# Task instructions
Find every line in the records that holds the string "values". Copy each one.

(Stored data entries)

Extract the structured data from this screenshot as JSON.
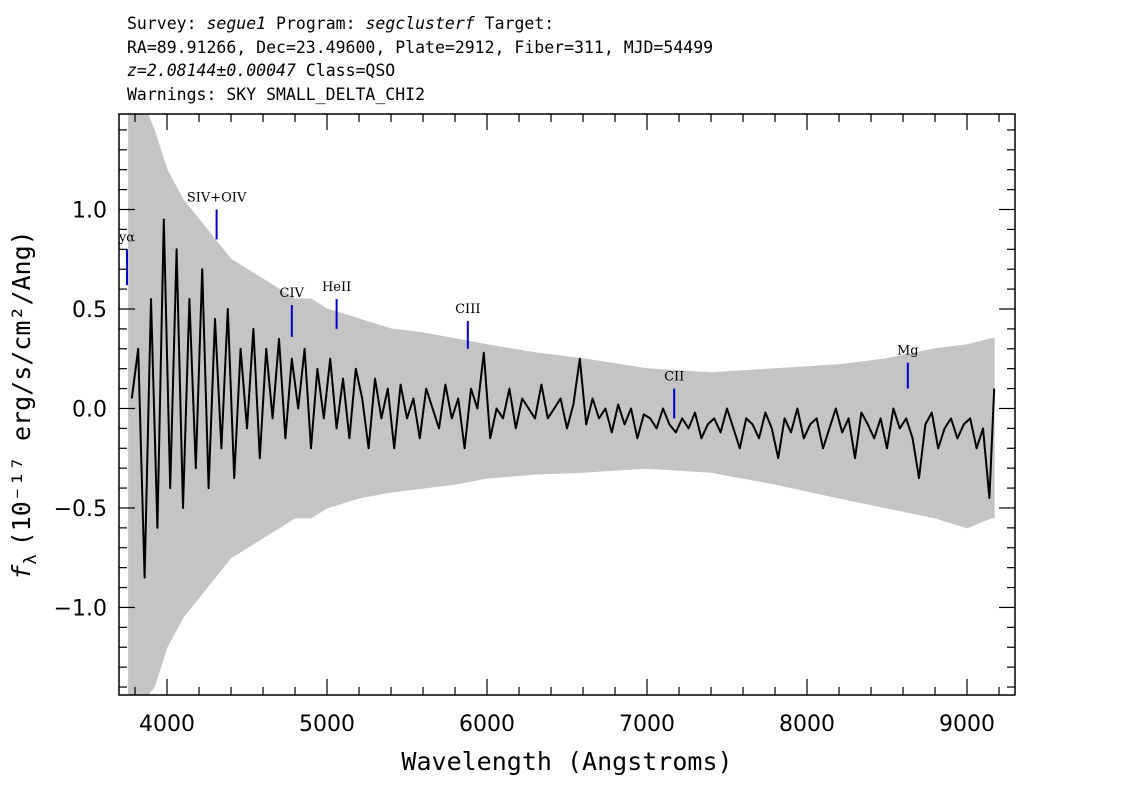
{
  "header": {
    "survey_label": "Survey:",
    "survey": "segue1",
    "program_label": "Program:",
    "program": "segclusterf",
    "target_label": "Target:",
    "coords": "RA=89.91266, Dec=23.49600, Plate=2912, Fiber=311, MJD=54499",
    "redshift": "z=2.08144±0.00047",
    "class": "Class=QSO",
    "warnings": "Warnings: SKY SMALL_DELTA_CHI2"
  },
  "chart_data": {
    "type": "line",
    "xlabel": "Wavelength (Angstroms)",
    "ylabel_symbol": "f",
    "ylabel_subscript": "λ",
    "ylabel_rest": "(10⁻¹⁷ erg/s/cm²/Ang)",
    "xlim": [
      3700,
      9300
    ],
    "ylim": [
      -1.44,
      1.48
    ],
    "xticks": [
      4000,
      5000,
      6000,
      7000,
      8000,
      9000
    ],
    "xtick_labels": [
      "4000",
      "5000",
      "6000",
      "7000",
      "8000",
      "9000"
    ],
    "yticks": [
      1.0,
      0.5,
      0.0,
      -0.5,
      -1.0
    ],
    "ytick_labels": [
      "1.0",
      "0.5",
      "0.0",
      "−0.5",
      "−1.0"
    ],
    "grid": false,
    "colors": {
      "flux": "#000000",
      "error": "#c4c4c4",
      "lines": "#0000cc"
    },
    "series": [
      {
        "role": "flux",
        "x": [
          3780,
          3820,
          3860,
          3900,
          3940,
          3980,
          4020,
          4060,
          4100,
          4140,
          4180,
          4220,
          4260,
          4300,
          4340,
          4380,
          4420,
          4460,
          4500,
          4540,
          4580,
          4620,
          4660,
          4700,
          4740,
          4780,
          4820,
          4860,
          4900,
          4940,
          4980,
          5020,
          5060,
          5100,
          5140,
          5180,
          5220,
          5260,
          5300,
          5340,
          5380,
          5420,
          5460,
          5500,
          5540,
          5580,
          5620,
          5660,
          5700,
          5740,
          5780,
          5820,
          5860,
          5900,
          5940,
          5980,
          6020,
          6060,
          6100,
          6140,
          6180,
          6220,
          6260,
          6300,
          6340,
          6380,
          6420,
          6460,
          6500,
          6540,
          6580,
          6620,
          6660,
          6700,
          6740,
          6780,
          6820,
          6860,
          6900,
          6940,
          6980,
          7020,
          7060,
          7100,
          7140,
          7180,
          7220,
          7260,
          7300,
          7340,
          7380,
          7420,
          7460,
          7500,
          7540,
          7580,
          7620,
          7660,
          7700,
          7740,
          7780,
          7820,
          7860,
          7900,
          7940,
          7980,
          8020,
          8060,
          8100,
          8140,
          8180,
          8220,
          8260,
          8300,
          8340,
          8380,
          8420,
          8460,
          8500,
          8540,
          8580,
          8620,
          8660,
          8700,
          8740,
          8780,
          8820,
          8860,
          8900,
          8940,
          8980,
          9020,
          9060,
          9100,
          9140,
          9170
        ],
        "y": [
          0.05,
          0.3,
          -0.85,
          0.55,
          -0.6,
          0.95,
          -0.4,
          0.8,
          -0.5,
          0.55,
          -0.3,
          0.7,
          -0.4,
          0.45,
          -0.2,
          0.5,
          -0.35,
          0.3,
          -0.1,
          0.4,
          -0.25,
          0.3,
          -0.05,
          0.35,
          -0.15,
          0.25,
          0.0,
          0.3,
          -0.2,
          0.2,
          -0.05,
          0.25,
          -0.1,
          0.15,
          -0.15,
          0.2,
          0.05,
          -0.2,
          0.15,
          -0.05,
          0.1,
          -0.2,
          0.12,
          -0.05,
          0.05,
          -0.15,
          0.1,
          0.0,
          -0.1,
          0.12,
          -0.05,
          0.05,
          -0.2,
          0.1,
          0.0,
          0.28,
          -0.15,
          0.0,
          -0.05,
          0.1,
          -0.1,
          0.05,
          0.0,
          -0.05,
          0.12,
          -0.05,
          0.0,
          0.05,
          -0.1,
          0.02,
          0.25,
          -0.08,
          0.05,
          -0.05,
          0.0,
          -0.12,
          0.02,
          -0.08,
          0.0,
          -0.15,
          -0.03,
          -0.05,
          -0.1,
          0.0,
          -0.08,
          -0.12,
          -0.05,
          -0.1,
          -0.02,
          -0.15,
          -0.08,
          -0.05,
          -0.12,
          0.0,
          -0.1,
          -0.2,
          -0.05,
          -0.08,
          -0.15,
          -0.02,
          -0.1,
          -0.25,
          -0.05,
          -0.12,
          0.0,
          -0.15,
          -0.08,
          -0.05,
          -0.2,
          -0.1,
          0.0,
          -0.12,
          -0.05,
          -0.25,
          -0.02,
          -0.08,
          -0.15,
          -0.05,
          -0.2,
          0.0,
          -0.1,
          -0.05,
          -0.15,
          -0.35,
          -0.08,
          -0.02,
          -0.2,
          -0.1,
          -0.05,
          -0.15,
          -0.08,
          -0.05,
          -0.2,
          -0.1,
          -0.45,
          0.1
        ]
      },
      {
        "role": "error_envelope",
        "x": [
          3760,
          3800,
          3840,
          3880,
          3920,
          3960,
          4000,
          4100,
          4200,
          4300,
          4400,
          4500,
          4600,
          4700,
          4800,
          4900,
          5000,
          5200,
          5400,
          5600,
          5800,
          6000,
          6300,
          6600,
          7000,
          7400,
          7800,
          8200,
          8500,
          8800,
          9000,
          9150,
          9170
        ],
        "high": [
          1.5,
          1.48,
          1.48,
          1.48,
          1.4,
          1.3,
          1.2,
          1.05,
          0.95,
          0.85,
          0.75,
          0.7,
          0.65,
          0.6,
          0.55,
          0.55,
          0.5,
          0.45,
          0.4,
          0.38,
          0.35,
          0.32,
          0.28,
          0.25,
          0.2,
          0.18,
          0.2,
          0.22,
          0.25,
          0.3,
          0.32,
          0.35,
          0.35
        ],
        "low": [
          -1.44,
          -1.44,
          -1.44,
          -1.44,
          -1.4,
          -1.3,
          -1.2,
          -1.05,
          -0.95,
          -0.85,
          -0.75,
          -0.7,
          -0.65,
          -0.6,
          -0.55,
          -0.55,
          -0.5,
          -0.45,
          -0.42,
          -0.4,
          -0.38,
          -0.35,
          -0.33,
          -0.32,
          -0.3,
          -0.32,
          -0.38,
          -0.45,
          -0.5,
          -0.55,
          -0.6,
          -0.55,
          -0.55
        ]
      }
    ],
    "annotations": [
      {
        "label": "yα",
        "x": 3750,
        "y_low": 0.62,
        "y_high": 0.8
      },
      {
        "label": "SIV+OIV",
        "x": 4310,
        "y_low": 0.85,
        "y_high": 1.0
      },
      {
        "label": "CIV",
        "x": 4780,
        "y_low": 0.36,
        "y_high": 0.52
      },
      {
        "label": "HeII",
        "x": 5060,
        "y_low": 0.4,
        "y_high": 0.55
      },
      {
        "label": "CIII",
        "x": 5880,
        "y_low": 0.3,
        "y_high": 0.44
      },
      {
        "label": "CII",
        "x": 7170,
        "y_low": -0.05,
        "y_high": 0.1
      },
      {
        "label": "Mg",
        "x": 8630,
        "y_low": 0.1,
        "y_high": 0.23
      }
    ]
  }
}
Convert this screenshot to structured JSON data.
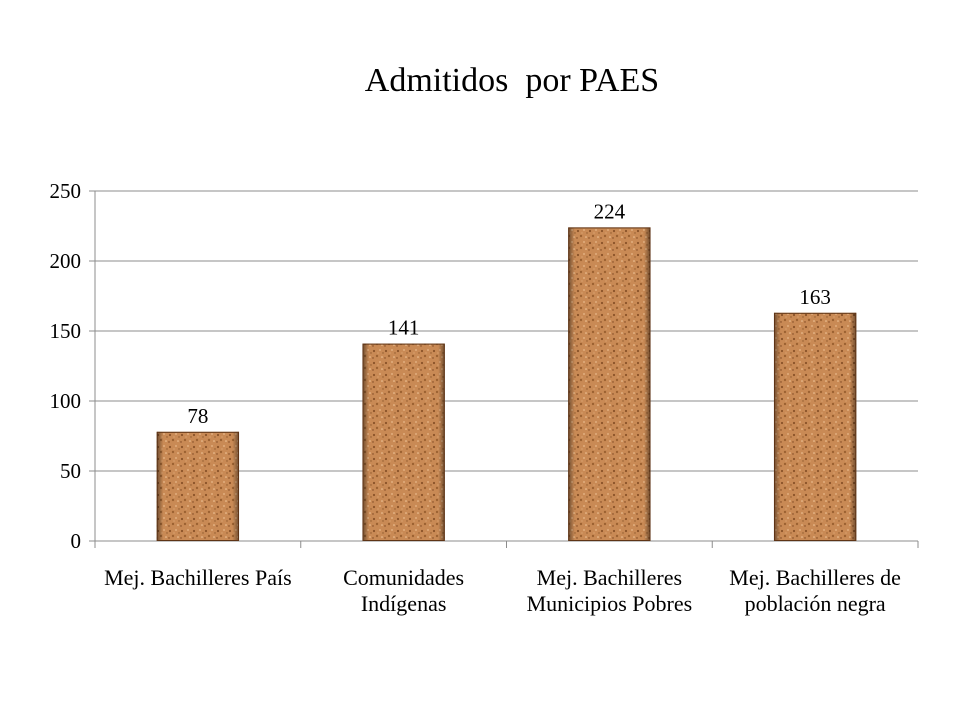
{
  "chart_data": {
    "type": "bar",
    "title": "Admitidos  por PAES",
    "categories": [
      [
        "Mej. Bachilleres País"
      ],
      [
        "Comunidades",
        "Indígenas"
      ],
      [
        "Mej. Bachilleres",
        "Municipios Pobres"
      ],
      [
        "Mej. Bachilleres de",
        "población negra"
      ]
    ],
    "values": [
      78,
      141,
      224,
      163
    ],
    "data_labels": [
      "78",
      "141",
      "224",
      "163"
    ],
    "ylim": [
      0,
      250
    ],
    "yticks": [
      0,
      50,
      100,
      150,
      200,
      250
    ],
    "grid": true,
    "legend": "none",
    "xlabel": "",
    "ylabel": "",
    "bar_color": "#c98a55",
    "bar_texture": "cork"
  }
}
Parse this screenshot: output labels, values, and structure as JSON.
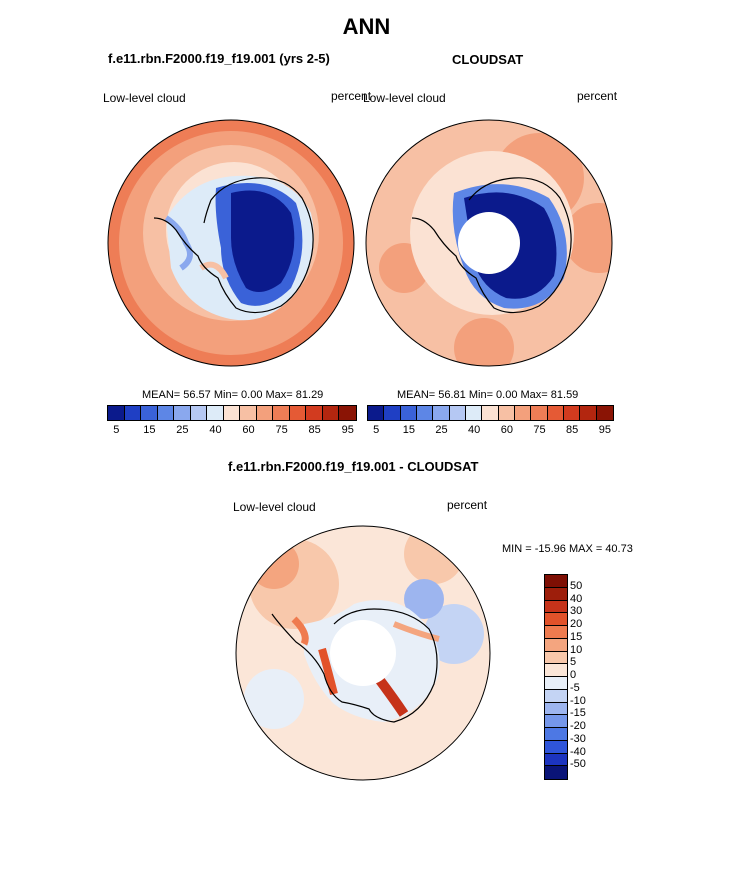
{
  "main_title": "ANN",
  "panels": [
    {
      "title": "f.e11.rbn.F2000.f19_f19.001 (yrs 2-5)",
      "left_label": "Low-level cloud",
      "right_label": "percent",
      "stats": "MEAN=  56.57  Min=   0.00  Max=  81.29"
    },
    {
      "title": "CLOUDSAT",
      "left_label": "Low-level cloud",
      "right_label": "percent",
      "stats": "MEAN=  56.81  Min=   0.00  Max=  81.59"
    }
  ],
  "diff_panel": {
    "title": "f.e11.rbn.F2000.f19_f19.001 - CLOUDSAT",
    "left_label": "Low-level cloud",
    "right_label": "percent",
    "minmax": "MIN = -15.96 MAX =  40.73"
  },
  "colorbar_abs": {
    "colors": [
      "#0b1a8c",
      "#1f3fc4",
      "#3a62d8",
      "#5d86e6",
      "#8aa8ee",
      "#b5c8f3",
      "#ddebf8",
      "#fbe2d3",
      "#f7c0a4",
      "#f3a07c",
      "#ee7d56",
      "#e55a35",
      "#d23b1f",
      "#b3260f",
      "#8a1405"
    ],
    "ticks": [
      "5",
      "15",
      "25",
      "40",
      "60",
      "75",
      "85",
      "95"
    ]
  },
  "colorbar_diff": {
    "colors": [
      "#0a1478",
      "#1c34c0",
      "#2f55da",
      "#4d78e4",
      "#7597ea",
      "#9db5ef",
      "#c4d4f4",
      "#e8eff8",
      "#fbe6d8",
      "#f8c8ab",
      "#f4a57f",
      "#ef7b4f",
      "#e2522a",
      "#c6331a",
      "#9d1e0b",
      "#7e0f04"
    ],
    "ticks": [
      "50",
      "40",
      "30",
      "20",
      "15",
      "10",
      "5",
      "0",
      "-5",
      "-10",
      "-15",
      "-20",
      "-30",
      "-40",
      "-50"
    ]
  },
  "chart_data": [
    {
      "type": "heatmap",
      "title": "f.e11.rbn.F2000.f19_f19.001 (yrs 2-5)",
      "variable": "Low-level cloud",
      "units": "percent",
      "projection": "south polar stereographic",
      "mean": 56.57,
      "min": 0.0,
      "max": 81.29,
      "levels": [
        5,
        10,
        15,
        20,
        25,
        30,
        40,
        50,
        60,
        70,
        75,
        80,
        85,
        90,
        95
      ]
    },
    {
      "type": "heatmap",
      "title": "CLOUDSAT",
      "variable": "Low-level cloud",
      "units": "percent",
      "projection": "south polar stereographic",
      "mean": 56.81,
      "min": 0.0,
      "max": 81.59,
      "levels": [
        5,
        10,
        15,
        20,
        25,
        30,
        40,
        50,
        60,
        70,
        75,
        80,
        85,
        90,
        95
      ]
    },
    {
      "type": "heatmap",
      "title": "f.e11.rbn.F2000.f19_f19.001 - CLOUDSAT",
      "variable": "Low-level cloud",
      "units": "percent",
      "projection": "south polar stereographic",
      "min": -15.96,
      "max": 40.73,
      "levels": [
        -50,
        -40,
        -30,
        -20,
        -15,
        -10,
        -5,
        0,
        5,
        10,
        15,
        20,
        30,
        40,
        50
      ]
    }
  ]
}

# Written response
    "values": [
Parse this screenshot: output labels, values, and structure as JSON.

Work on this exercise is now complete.